- [THE DATA]
* * * * *
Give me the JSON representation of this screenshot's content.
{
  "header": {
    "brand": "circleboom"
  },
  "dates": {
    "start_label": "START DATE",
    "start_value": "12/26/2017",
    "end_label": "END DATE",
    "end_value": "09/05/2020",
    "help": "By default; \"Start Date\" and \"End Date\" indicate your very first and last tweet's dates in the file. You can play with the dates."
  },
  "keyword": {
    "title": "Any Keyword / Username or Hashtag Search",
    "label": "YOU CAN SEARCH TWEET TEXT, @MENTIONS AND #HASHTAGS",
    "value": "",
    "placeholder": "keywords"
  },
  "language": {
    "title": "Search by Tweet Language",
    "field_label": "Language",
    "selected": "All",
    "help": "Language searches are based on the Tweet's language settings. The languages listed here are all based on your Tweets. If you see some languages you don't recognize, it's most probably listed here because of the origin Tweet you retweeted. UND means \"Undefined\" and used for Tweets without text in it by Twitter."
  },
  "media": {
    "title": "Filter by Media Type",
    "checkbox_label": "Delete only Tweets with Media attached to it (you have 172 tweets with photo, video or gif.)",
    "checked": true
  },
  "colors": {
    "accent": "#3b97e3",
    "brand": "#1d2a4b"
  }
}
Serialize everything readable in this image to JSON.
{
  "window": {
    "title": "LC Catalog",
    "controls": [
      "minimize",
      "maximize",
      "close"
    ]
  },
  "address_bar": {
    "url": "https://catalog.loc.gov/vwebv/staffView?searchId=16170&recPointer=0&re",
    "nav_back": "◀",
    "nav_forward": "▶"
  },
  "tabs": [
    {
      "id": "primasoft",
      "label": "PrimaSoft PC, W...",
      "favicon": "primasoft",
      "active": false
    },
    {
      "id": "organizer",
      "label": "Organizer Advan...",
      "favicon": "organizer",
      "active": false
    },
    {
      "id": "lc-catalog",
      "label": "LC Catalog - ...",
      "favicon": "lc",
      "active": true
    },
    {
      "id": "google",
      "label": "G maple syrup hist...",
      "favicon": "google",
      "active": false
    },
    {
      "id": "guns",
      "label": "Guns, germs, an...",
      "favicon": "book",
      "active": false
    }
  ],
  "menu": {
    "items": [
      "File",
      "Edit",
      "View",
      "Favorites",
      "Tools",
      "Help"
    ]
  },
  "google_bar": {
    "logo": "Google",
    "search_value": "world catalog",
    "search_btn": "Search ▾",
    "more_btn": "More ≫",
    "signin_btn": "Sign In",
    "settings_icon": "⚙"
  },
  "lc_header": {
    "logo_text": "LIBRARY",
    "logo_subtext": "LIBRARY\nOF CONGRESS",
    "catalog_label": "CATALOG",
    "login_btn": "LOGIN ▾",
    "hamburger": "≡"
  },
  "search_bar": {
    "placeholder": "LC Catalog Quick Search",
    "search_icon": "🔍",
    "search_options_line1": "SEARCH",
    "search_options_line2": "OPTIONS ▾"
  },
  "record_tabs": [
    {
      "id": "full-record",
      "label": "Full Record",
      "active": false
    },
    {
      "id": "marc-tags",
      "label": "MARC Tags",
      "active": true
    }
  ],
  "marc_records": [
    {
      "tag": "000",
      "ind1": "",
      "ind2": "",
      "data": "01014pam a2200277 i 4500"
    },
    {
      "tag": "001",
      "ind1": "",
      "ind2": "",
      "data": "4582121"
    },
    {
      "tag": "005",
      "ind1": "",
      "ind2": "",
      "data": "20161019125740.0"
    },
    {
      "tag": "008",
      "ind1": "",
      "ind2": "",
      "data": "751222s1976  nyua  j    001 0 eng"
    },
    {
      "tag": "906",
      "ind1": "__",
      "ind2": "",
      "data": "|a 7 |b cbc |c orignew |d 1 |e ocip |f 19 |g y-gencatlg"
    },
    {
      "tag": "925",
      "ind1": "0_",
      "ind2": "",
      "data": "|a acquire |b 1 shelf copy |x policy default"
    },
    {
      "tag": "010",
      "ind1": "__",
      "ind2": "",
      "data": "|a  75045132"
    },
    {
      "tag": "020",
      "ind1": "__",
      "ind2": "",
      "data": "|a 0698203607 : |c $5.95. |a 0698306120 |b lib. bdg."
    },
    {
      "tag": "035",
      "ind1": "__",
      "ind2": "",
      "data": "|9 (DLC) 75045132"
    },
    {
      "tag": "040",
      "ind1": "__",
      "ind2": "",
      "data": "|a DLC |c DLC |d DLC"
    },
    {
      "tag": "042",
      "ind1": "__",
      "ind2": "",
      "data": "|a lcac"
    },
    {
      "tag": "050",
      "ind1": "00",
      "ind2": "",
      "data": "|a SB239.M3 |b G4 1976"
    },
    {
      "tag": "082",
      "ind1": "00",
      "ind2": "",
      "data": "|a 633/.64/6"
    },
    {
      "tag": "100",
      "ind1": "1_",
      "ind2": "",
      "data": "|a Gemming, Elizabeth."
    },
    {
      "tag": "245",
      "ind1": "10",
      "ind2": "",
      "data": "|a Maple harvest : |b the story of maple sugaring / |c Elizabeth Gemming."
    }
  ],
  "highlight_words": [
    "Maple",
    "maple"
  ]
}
* * * * *
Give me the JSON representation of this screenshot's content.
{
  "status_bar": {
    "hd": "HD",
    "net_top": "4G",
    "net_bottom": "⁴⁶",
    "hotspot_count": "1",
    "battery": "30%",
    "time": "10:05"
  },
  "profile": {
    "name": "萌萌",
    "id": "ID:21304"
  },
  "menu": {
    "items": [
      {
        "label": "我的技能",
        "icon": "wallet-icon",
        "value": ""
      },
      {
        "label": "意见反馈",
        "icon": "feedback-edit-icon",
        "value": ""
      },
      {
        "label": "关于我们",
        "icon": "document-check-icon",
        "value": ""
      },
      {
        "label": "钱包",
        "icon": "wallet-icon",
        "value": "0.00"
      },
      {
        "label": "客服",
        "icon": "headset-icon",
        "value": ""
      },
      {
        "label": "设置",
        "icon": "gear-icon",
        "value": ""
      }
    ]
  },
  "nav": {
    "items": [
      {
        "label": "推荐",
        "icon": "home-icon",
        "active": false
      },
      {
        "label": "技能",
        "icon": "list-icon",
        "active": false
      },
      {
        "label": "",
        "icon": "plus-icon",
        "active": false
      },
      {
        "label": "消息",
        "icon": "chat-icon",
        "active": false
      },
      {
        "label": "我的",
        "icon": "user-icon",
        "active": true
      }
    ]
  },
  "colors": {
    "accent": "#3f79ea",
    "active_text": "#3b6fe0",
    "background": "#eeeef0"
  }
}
* * * * *
- [WORK REQUIRED]
Isolate the lines that hold the word "dates" and copy all of them.

- [RESULT]
  "dates": {
    "help": "By default; \"Start Date\" and \"End Date\" indicate your very first and last tweet's dates in the file. You can play with the dates."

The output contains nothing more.